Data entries
....
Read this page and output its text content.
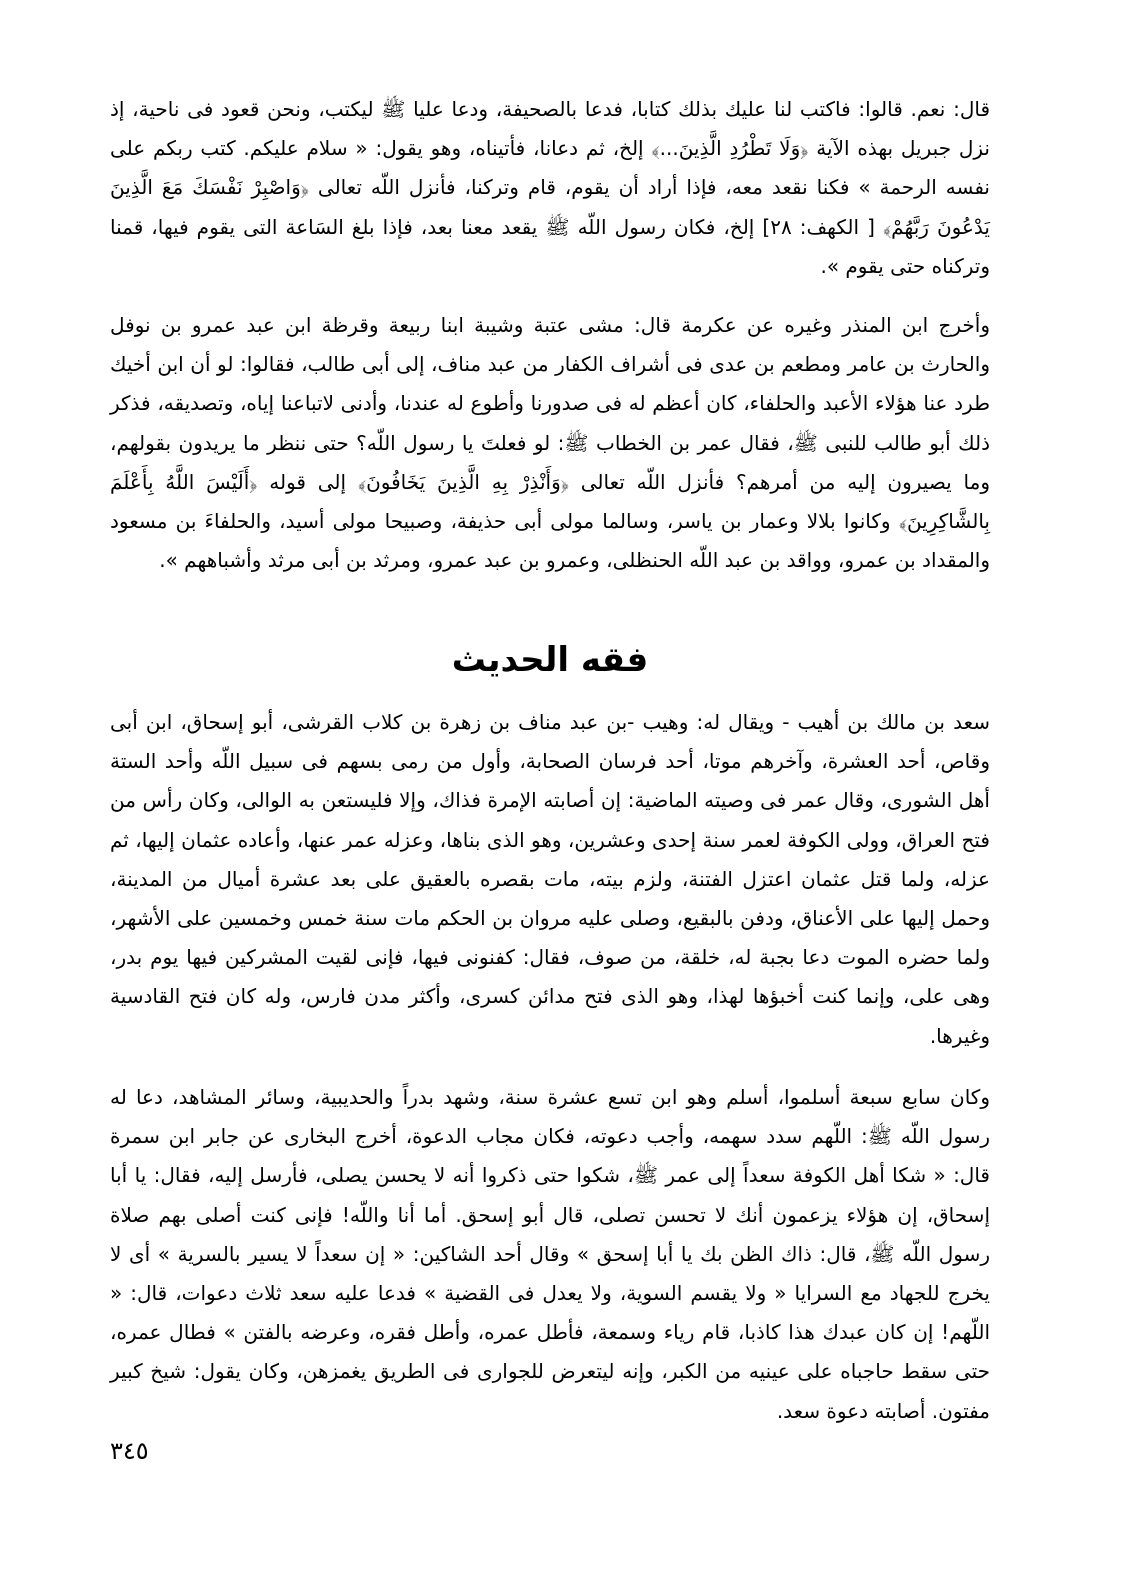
قال: نعم. قالوا: فاكتب لنا عليك بذلك كتابا، فدعا بالصحيفة، ودعا عليا ﷺ ليكتب، ونحن قعود فى ناحية، إذ نزل جبريل بهذه الآية ﴿وَلَا تَطْرُدِ الَّذِينَ...﴾ إلخ، ثم دعانا، فأتيناه، وهو يقول: « سلام عليكم. كتب ربكم على نفسه الرحمة » فكنا نقعد معه، فإذا أراد أن يقوم، قام وتركنا، فأنزل اللّه تعالى ﴿وَاصْبِرْ نَفْسَكَ مَعَ الَّذِينَ يَدْعُونَ رَبَّهُمْ﴾ [ الكهف: ٢٨] إلخ، فكان رسول اللّه ﷺ يقعد معنا بعد، فإذا بلغ السَاعة التى يقوم فيها، قمنا وتركناه حتى يقوم ».

وأخرج ابن المنذر وغيره عن عكرمة قال: مشى عتبة وشيبة ابنا ربيعة وقرظة ابن عبد عمرو بن نوفل والحارث بن عامر ومطعم بن عدى فى أشراف الكفار من عبد مناف، إلى أبى طالب، فقالوا: لو أن ابن أخيك طرد عنا هؤلاء الأعبد والحلفاء، كان أعظم له فى صدورنا وأطوع له عندنا، وأدنى لاتباعنا إياه، وتصديقه، فذكر ذلك أبو طالب للنبى ﷺ، فقال عمر بن الخطاب ﷺ: لو فعلتَ يا رسول اللّه؟ حتى ننظر ما يريدون بقولهم، وما يصيرون إليه من أمرهم؟ فأنزل اللّه تعالى ﴿وَأَنْذِرْ بِهِ الَّذِينَ يَخَافُونَ﴾ إلى قوله ﴿أَلَيْسَ اللَّهُ بِأَعْلَمَ بِالشَّاكِرِينَ﴾ وكانوا بلالا وعمار بن ياسر، وسالما مولى أبى حذيفة، وصبيحا مولى أسيد، والحلفاءَ بن مسعود والمقداد بن عمرو، وواقد بن عبد اللّه الحنظلى، وعمرو بن عبد عمرو، ومرثد بن أبى مرثد وأشباههم ».

فقه الحديث

سعد بن مالك بن أهيب - ويقال له: وهيب -بن عبد مناف بن زهرة بن كلاب القرشى، أبو إسحاق، ابن أبى وقاص، أحد العشرة، وآخرهم موتا، أحد فرسان الصحابة، وأول من رمى بسهم فى سبيل اللّه وأحد الستة أهل الشورى، وقال عمر فى وصيته الماضية: إن أصابته الإمرة فذاك، وإلا فليستعن به الوالى، وكان رأس من فتح العراق، وولى الكوفة لعمر سنة إحدى وعشرين، وهو الذى بناها، وعزله عمر عنها، وأعاده عثمان إليها، ثم عزله، ولما قتل عثمان اعتزل الفتنة، ولزم بيته، مات بقصره بالعقيق على بعد عشرة أميال من المدينة، وحمل إليها على الأعناق، ودفن بالبقيع، وصلى عليه مروان بن الحكم مات سنة خمس وخمسين على الأشهر، ولما حضره الموت دعا بجبة له، خلقة، من صوف، فقال: كفنونى فيها، فإنى لقيت المشركين فيها يوم بدر، وهى على، وإنما كنت أخبؤها لهذا، وهو الذى فتح مدائن كسرى، وأكثر مدن فارس، وله كان فتح القادسية وغيرها.

وكان سابع سبعة أسلموا، أسلم وهو ابن تسع عشرة سنة، وشهد بدراً والحديبية، وسائر المشاهد، دعا له رسول اللّه ﷺ: اللّهم سدد سهمه، وأجب دعوته، فكان مجاب الدعوة، أخرج البخارى عن جابر ابن سمرة قال: « شكا أهل الكوفة سعداً إلى عمر ﷺ، شكوا حتى ذكروا أنه لا يحسن يصلى، فأرسل إليه، فقال: يا أبا إسحاق، إن هؤلاء يزعمون أنك لا تحسن تصلى، قال أبو إسحق. أما أنا واللّه! فإنى كنت أصلى بهم صلاة رسول اللّه ﷺ، قال: ذاك الظن بك يا أبا إسحق » وقال أحد الشاكين: « إن سعداً لا يسير بالسرية » أى لا يخرج للجهاد مع السرايا « ولا يقسم السوية، ولا يعدل فى القضية » فدعا عليه سعد ثلاث دعوات، قال: « اللّهم! إن كان عبدك هذا كاذبا، قام رياء وسمعة، فأطل عمره، وأطل فقره، وعرضه بالفتن » فطال عمره، حتى سقط حاجباه على عينيه من الكبر، وإنه ليتعرض للجوارى فى الطريق يغمزهن، وكان يقول: شيخ كبير مفتون. أصابته دعوة سعد.

٣٤٥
....
◆ **Work to do**:
Omit all pictures while transcribing the entries verbatim.

◆ **Reply to the exercise**:
Read this page and output its text content.
قال: نعم. قالوا: فاكتب لنا عليك بذلك كتابا، فدعا بالصحيفة، ودعا عليا ﷺ ليكتب، ونحن قعود فى ناحية، إذ نزل جبريل بهذه الآية ﴿وَلَا تَطْرُدِ الَّذِينَ...﴾ إلخ، ثم دعانا، فأتيناه، وهو يقول: « سلام عليكم. كتب ربكم على نفسه الرحمة » فكنا نقعد معه، فإذا أراد أن يقوم، قام وتركنا، فأنزل اللّه تعالى ﴿وَاصْبِرْ نَفْسَكَ مَعَ الَّذِينَ يَدْعُونَ رَبَّهُمْ﴾ [ الكهف: ٢٨] إلخ، فكان رسول اللّه ﷺ يقعد معنا بعد، فإذا بلغ السَاعة التى يقوم فيها، قمنا وتركناه حتى يقوم ».

وأخرج ابن المنذر وغيره عن عكرمة قال: مشى عتبة وشيبة ابنا ربيعة وقرظة ابن عبد عمرو بن نوفل والحارث بن عامر ومطعم بن عدى فى أشراف الكفار من عبد مناف، إلى أبى طالب، فقالوا: لو أن ابن أخيك طرد عنا هؤلاء الأعبد والحلفاء، كان أعظم له فى صدورنا وأطوع له عندنا، وأدنى لاتباعنا إياه، وتصديقه، فذكر ذلك أبو طالب للنبى ﷺ، فقال عمر بن الخطاب ﷺ: لو فعلتَ يا رسول اللّه؟ حتى ننظر ما يريدون بقولهم، وما يصيرون إليه من أمرهم؟ فأنزل اللّه تعالى ﴿وَأَنْذِرْ بِهِ الَّذِينَ يَخَافُونَ﴾ إلى قوله ﴿أَلَيْسَ اللَّهُ بِأَعْلَمَ بِالشَّاكِرِينَ﴾ وكانوا بلالا وعمار بن ياسر، وسالما مولى أبى حذيفة، وصبيحا مولى أسيد، والحلفاءَ بن مسعود والمقداد بن عمرو، وواقد بن عبد اللّه الحنظلى، وعمرو بن عبد عمرو، ومرثد بن أبى مرثد وأشباههم ».

فقه الحديث

سعد بن مالك بن أهيب - ويقال له: وهيب -بن عبد مناف بن زهرة بن كلاب القرشى، أبو إسحاق، ابن أبى وقاص، أحد العشرة، وآخرهم موتا، أحد فرسان الصحابة، وأول من رمى بسهم فى سبيل اللّه وأحد الستة أهل الشورى، وقال عمر فى وصيته الماضية: إن أصابته الإمرة فذاك، وإلا فليستعن به الوالى، وكان رأس من فتح العراق، وولى الكوفة لعمر سنة إحدى وعشرين، وهو الذى بناها، وعزله عمر عنها، وأعاده عثمان إليها، ثم عزله، ولما قتل عثمان اعتزل الفتنة، ولزم بيته، مات بقصره بالعقيق على بعد عشرة أميال من المدينة، وحمل إليها على الأعناق، ودفن بالبقيع، وصلى عليه مروان بن الحكم مات سنة خمس وخمسين على الأشهر، ولما حضره الموت دعا بجبة له، خلقة، من صوف، فقال: كفنونى فيها، فإنى لقيت المشركين فيها يوم بدر، وهى على، وإنما كنت أخبؤها لهذا، وهو الذى فتح مدائن كسرى، وأكثر مدن فارس، وله كان فتح القادسية وغيرها.

وكان سابع سبعة أسلموا، أسلم وهو ابن تسع عشرة سنة، وشهد بدراً والحديبية، وسائر المشاهد، دعا له رسول اللّه ﷺ: اللّهم سدد سهمه، وأجب دعوته، فكان مجاب الدعوة، أخرج البخارى عن جابر ابن سمرة قال: « شكا أهل الكوفة سعداً إلى عمر ﷺ، شكوا حتى ذكروا أنه لا يحسن يصلى، فأرسل إليه، فقال: يا أبا إسحاق، إن هؤلاء يزعمون أنك لا تحسن تصلى، قال أبو إسحق. أما أنا واللّه! فإنى كنت أصلى بهم صلاة رسول اللّه ﷺ، قال: ذاك الظن بك يا أبا إسحق » وقال أحد الشاكين: « إن سعداً لا يسير بالسرية » أى لا يخرج للجهاد مع السرايا « ولا يقسم السوية، ولا يعدل فى القضية » فدعا عليه سعد ثلاث دعوات، قال: « اللّهم! إن كان عبدك هذا كاذبا، قام رياء وسمعة، فأطل عمره، وأطل فقره، وعرضه بالفتن » فطال عمره، حتى سقط حاجباه على عينيه من الكبر، وإنه ليتعرض للجوارى فى الطريق يغمزهن، وكان يقول: شيخ كبير مفتون. أصابته دعوة سعد.

٣٤٥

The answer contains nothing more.